* About this task
Please return every line below that contains the string "September".

# # # # # # #

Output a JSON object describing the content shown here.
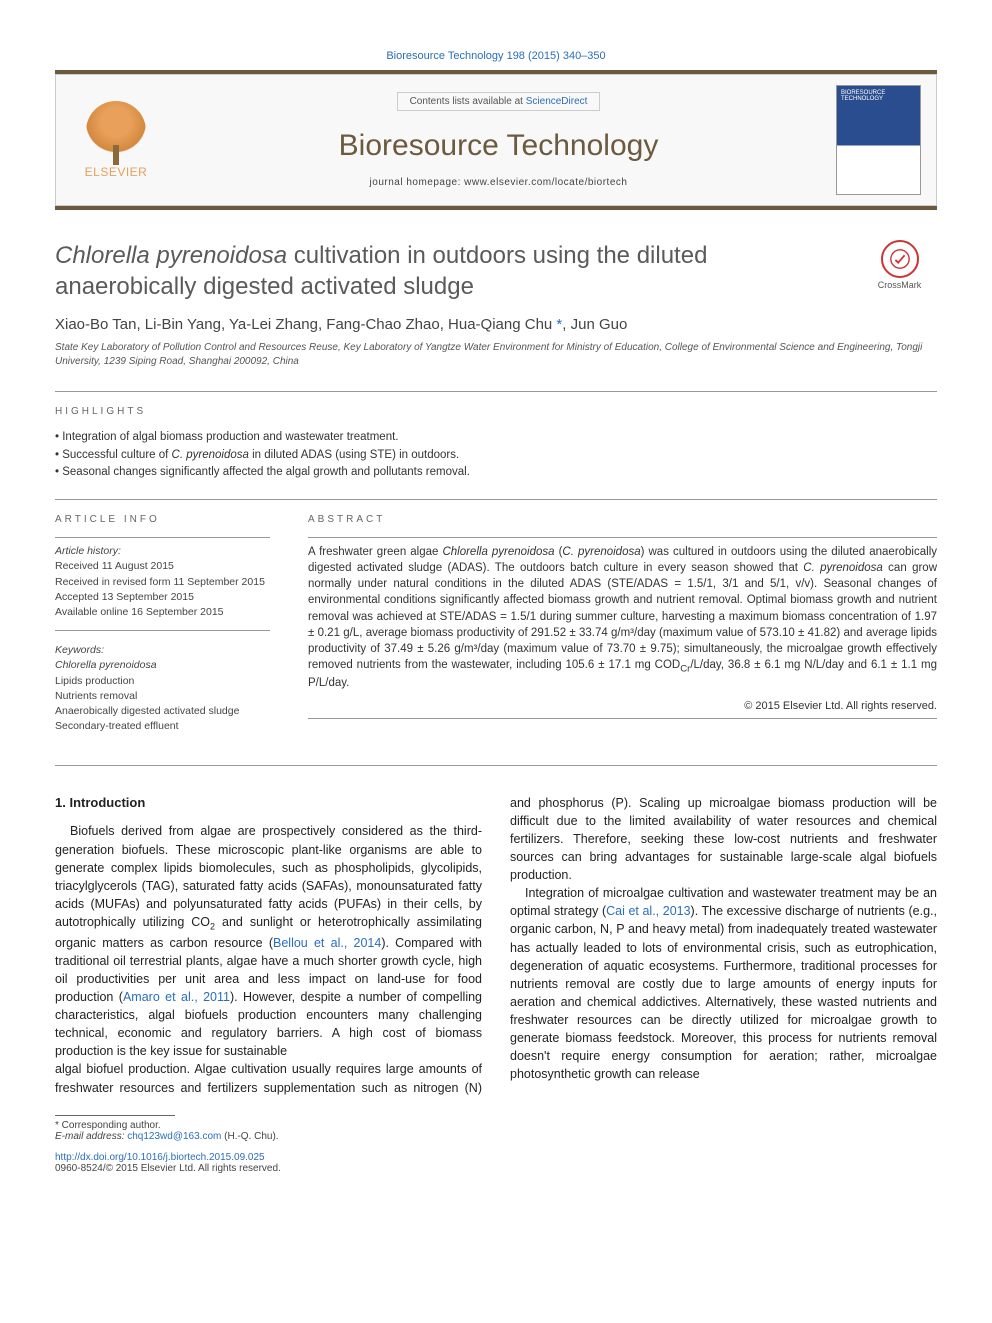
{
  "header": {
    "citation": "Bioresource Technology 198 (2015) 340–350",
    "contents_prefix": "Contents lists available at ",
    "contents_link": "ScienceDirect",
    "journal": "Bioresource Technology",
    "homepage_prefix": "journal homepage: ",
    "homepage_url": "www.elsevier.com/locate/biortech",
    "publisher": "ELSEVIER",
    "cover_label": "BIORESOURCE TECHNOLOGY"
  },
  "title": {
    "italic_part": "Chlorella pyrenoidosa",
    "rest": " cultivation in outdoors using the diluted anaerobically digested activated sludge"
  },
  "crossmark": "CrossMark",
  "authors": "Xiao-Bo Tan, Li-Bin Yang, Ya-Lei Zhang, Fang-Chao Zhao, Hua-Qiang Chu ",
  "authors_corr": "*",
  "authors_tail": ", Jun Guo",
  "affiliation": "State Key Laboratory of Pollution Control and Resources Reuse, Key Laboratory of Yangtze Water Environment for Ministry of Education, College of Environmental Science and Engineering, Tongji University, 1239 Siping Road, Shanghai 200092, China",
  "highlights": {
    "heading": "HIGHLIGHTS",
    "items": [
      {
        "pre": "Integration of algal biomass production and wastewater treatment.",
        "it": "",
        "post": ""
      },
      {
        "pre": "Successful culture of ",
        "it": "C. pyrenoidosa",
        "post": " in diluted ADAS (using STE) in outdoors."
      },
      {
        "pre": "Seasonal changes significantly affected the algal growth and pollutants removal.",
        "it": "",
        "post": ""
      }
    ]
  },
  "article_info": {
    "heading": "ARTICLE INFO",
    "history_label": "Article history:",
    "history": [
      "Received 11 August 2015",
      "Received in revised form 11 September 2015",
      "Accepted 13 September 2015",
      "Available online 16 September 2015"
    ],
    "keywords_label": "Keywords:",
    "keywords": [
      {
        "text": "Chlorella pyrenoidosa",
        "italic": true
      },
      {
        "text": "Lipids production",
        "italic": false
      },
      {
        "text": "Nutrients removal",
        "italic": false
      },
      {
        "text": "Anaerobically digested activated sludge",
        "italic": false
      },
      {
        "text": "Secondary-treated effluent",
        "italic": false
      }
    ]
  },
  "abstract": {
    "heading": "ABSTRACT",
    "text_parts": [
      {
        "t": "A freshwater green algae ",
        "i": false
      },
      {
        "t": "Chlorella pyrenoidosa",
        "i": true
      },
      {
        "t": " (",
        "i": false
      },
      {
        "t": "C. pyrenoidosa",
        "i": true
      },
      {
        "t": ") was cultured in outdoors using the diluted anaerobically digested activated sludge (ADAS). The outdoors batch culture in every season showed that ",
        "i": false
      },
      {
        "t": "C. pyrenoidosa",
        "i": true
      },
      {
        "t": " can grow normally under natural conditions in the diluted ADAS (STE/ADAS = 1.5/1, 3/1 and 5/1, v/v). Seasonal changes of environmental conditions significantly affected biomass growth and nutrient removal. Optimal biomass growth and nutrient removal was achieved at STE/ADAS = 1.5/1 during summer culture, harvesting a maximum biomass concentration of 1.97 ± 0.21 g/L, average biomass productivity of 291.52 ± 33.74 g/m³/day (maximum value of 573.10 ± 41.82) and average lipids productivity of 37.49 ± 5.26 g/m³/day (maximum value of 73.70 ± 9.75); simultaneously, the microalgae growth effectively removed nutrients from the wastewater, including 105.6 ± 17.1 mg COD",
        "i": false
      },
      {
        "t": "Cr",
        "i": false,
        "sub": true
      },
      {
        "t": "/L/day, 36.8 ± 6.1 mg N/L/day and 6.1 ± 1.1 mg P/L/day.",
        "i": false
      }
    ],
    "copyright": "© 2015 Elsevier Ltd. All rights reserved."
  },
  "body": {
    "section_heading": "1. Introduction",
    "para1": "Biofuels derived from algae are prospectively considered as the third-generation biofuels. These microscopic plant-like organisms are able to generate complex lipids biomolecules, such as phospholipids, glycolipids, triacylglycerols (TAG), saturated fatty acids (SAFAs), monounsaturated fatty acids (MUFAs) and polyunsaturated fatty acids (PUFAs) in their cells, by autotrophically utilizing CO",
    "para1_sub": "2",
    "para1b": " and sunlight or heterotrophically assimilating organic matters as carbon resource (",
    "ref1": "Bellou et al., 2014",
    "para1c": "). Compared with traditional oil terrestrial plants, algae have a much shorter growth cycle, high oil productivities per unit area and less impact on land-use for food production (",
    "ref2": "Amaro et al., 2011",
    "para1d": "). However, despite a number of compelling characteristics, algal biofuels production encounters many challenging technical, economic and regulatory barriers. A high cost of biomass production is the key issue for sustainable",
    "para2": "algal biofuel production. Algae cultivation usually requires large amounts of freshwater resources and fertilizers supplementation such as nitrogen (N) and phosphorus (P). Scaling up microalgae biomass production will be difficult due to the limited availability of water resources and chemical fertilizers. Therefore, seeking these low-cost nutrients and freshwater sources can bring advantages for sustainable large-scale algal biofuels production.",
    "para3a": "Integration of microalgae cultivation and wastewater treatment may be an optimal strategy (",
    "ref3": "Cai et al., 2013",
    "para3b": "). The excessive discharge of nutrients (e.g., organic carbon, N, P and heavy metal) from inadequately treated wastewater has actually leaded to lots of environmental crisis, such as eutrophication, degeneration of aquatic ecosystems. Furthermore, traditional processes for nutrients removal are costly due to large amounts of energy inputs for aeration and chemical addictives. Alternatively, these wasted nutrients and freshwater resources can be directly utilized for microalgae growth to generate biomass feedstock. Moreover, this process for nutrients removal doesn't require energy consumption for aeration; rather, microalgae photosynthetic growth can release"
  },
  "footer": {
    "corr_label": "* Corresponding author.",
    "email_label": "E-mail address:",
    "email": "chq123wd@163.com",
    "email_who": " (H.-Q. Chu).",
    "doi": "http://dx.doi.org/10.1016/j.biortech.2015.09.025",
    "issn": "0960-8524/© 2015 Elsevier Ltd. All rights reserved."
  },
  "colors": {
    "accent_brown": "#6b5a3e",
    "link_blue": "#2a6ebb",
    "elsevier_orange": "#e8a05a"
  }
}
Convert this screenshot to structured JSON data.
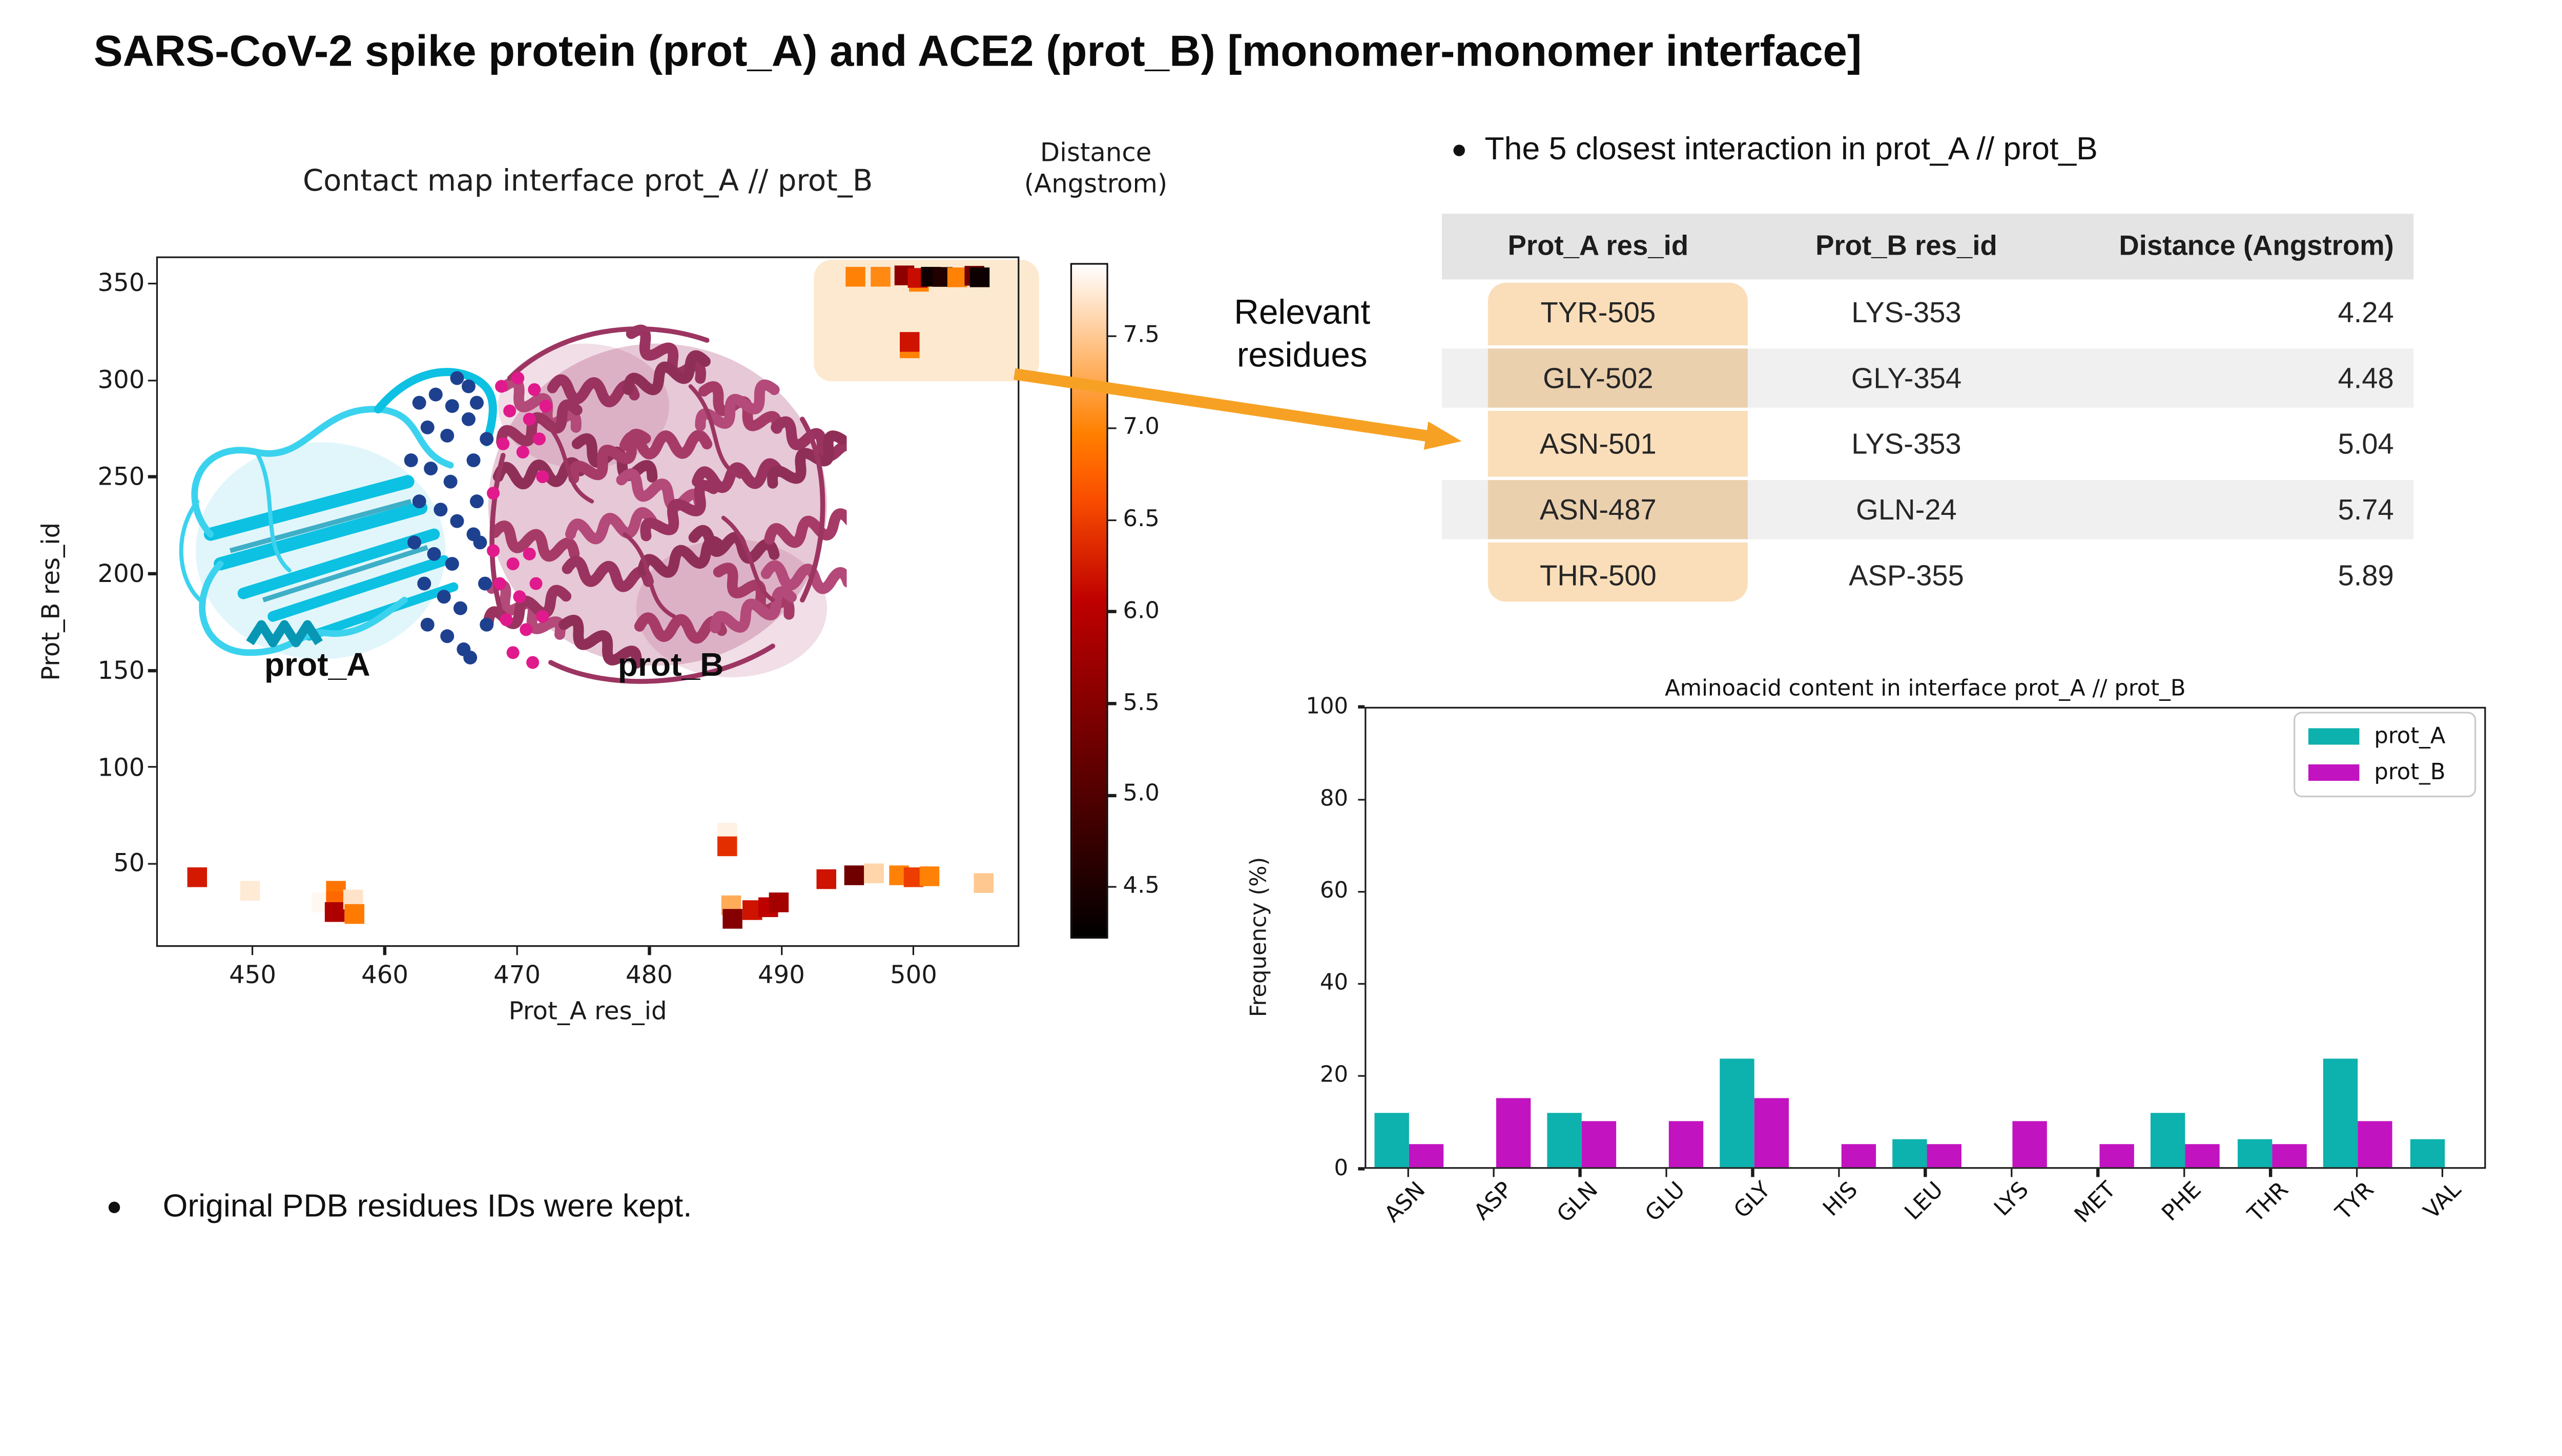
{
  "page_title": "SARS-CoV-2 spike protein (prot_A) and ACE2 (prot_B) [monomer-monomer interface]",
  "bullets": {
    "closest_interactions": "The 5 closest interaction in prot_A // prot_B",
    "pdb_note": "Original PDB residues IDs were kept."
  },
  "annotations": {
    "relevant_residues": "Relevant residues",
    "prot_a_structure_label": "prot_A",
    "prot_b_structure_label": "prot_B"
  },
  "table": {
    "headers": [
      "Prot_A res_id",
      "Prot_B res_id",
      "Distance (Angstrom)"
    ],
    "rows": [
      [
        "TYR-505",
        "LYS-353",
        "4.24"
      ],
      [
        "GLY-502",
        "GLY-354",
        "4.48"
      ],
      [
        "ASN-501",
        "LYS-353",
        "5.04"
      ],
      [
        "ASN-487",
        "GLN-24",
        "5.74"
      ],
      [
        "THR-500",
        "ASP-355",
        "5.89"
      ]
    ]
  },
  "colors": {
    "accent_orange": "#f6a124",
    "map_highlight_fill": "rgba(247,183,101,0.30)",
    "table_highlight_fill": "rgba(246,195,128,0.55)",
    "prot_a_series": "#0db1ad",
    "prot_b_series": "#c213c0",
    "prot_a_ribbon": "#0cc1e2",
    "prot_b_ribbon": "#a63b68",
    "table_header_bg": "#e4e4e4",
    "table_stripe_bg": "#f0f0f0"
  },
  "chart_data": [
    {
      "type": "scatter",
      "title": "Contact map interface prot_A // prot_B",
      "xlabel": "Prot_A res_id",
      "ylabel": "Prot_B res_id",
      "xlim": [
        442.7,
        508
      ],
      "ylim": [
        7,
        364
      ],
      "x_ticks": [
        450,
        460,
        470,
        480,
        490,
        500
      ],
      "y_ticks": [
        50,
        100,
        150,
        200,
        250,
        300,
        350
      ],
      "marker": "square",
      "colormap": "gist_heat",
      "colorbar": {
        "title_lines": [
          "Distance",
          "(Angstrom)"
        ],
        "ticks": [
          7.5,
          7.0,
          6.5,
          6.0,
          5.5,
          5.0,
          4.5
        ],
        "vmin": 4.22,
        "vmax": 7.9
      },
      "points": [
        {
          "x": 495.6,
          "y": 353.5,
          "d": 7.0
        },
        {
          "x": 497.5,
          "y": 353.5,
          "d": 7.05
        },
        {
          "x": 499.3,
          "y": 354.2,
          "d": 5.6
        },
        {
          "x": 500.4,
          "y": 350.9,
          "d": 7.0
        },
        {
          "x": 500.3,
          "y": 352.9,
          "d": 6.15
        },
        {
          "x": 501.3,
          "y": 353.5,
          "d": 4.35
        },
        {
          "x": 502.2,
          "y": 353.4,
          "d": 4.55
        },
        {
          "x": 503.3,
          "y": 353.2,
          "d": 7.0
        },
        {
          "x": 504.6,
          "y": 354.0,
          "d": 5.3
        },
        {
          "x": 505.0,
          "y": 353.2,
          "d": 4.35
        },
        {
          "x": 499.7,
          "y": 316.5,
          "d": 7.0
        },
        {
          "x": 499.7,
          "y": 319.8,
          "d": 6.2
        },
        {
          "x": 445.8,
          "y": 43,
          "d": 6.25
        },
        {
          "x": 449.8,
          "y": 36,
          "d": 7.75
        },
        {
          "x": 455.2,
          "y": 30,
          "d": 7.85
        },
        {
          "x": 456.3,
          "y": 36,
          "d": 6.9
        },
        {
          "x": 456.3,
          "y": 30.5,
          "d": 6.8
        },
        {
          "x": 456.2,
          "y": 25,
          "d": 5.9
        },
        {
          "x": 457.6,
          "y": 31.5,
          "d": 7.7
        },
        {
          "x": 457.7,
          "y": 24,
          "d": 6.95
        },
        {
          "x": 485.9,
          "y": 66,
          "d": 7.8
        },
        {
          "x": 485.9,
          "y": 59,
          "d": 6.4
        },
        {
          "x": 486.2,
          "y": 28.5,
          "d": 7.3
        },
        {
          "x": 486.3,
          "y": 21.5,
          "d": 5.5
        },
        {
          "x": 487.8,
          "y": 26,
          "d": 6.2
        },
        {
          "x": 489.0,
          "y": 27.5,
          "d": 6.05
        },
        {
          "x": 489.8,
          "y": 30,
          "d": 5.8
        },
        {
          "x": 493.4,
          "y": 42,
          "d": 6.2
        },
        {
          "x": 495.5,
          "y": 44,
          "d": 5.3
        },
        {
          "x": 497.0,
          "y": 45,
          "d": 7.6
        },
        {
          "x": 498.9,
          "y": 44,
          "d": 7.0
        },
        {
          "x": 500.0,
          "y": 43,
          "d": 6.5
        },
        {
          "x": 501.2,
          "y": 43.5,
          "d": 7.0
        },
        {
          "x": 503.0,
          "y": 42.5,
          "d": 7.9
        },
        {
          "x": 505.3,
          "y": 40,
          "d": 7.5
        }
      ]
    },
    {
      "type": "bar",
      "title": "Aminoacid content in interface prot_A // prot_B",
      "ylabel": "Frequency (%)",
      "ylim": [
        0,
        100
      ],
      "y_ticks": [
        0,
        20,
        40,
        60,
        80,
        100
      ],
      "categories": [
        "ASN",
        "ASP",
        "GLN",
        "GLU",
        "GLY",
        "HIS",
        "LEU",
        "LYS",
        "MET",
        "PHE",
        "THR",
        "TYR",
        "VAL"
      ],
      "series": [
        {
          "name": "prot_A",
          "color": "#0db1ad",
          "values": [
            11.8,
            0,
            11.8,
            0,
            23.5,
            0,
            5.9,
            0,
            0,
            11.8,
            5.9,
            23.5,
            5.9
          ]
        },
        {
          "name": "prot_B",
          "color": "#c213c0",
          "values": [
            5,
            15,
            10,
            10,
            15,
            5,
            5,
            10,
            5,
            5,
            5,
            10,
            0
          ]
        }
      ],
      "legend_position": "upper right"
    }
  ]
}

# # # # # # #

* Result of the task
      "Received in revised form 11 September 2015",
      "Accepted 13 September 2015",
      "Available online 16 September 2015"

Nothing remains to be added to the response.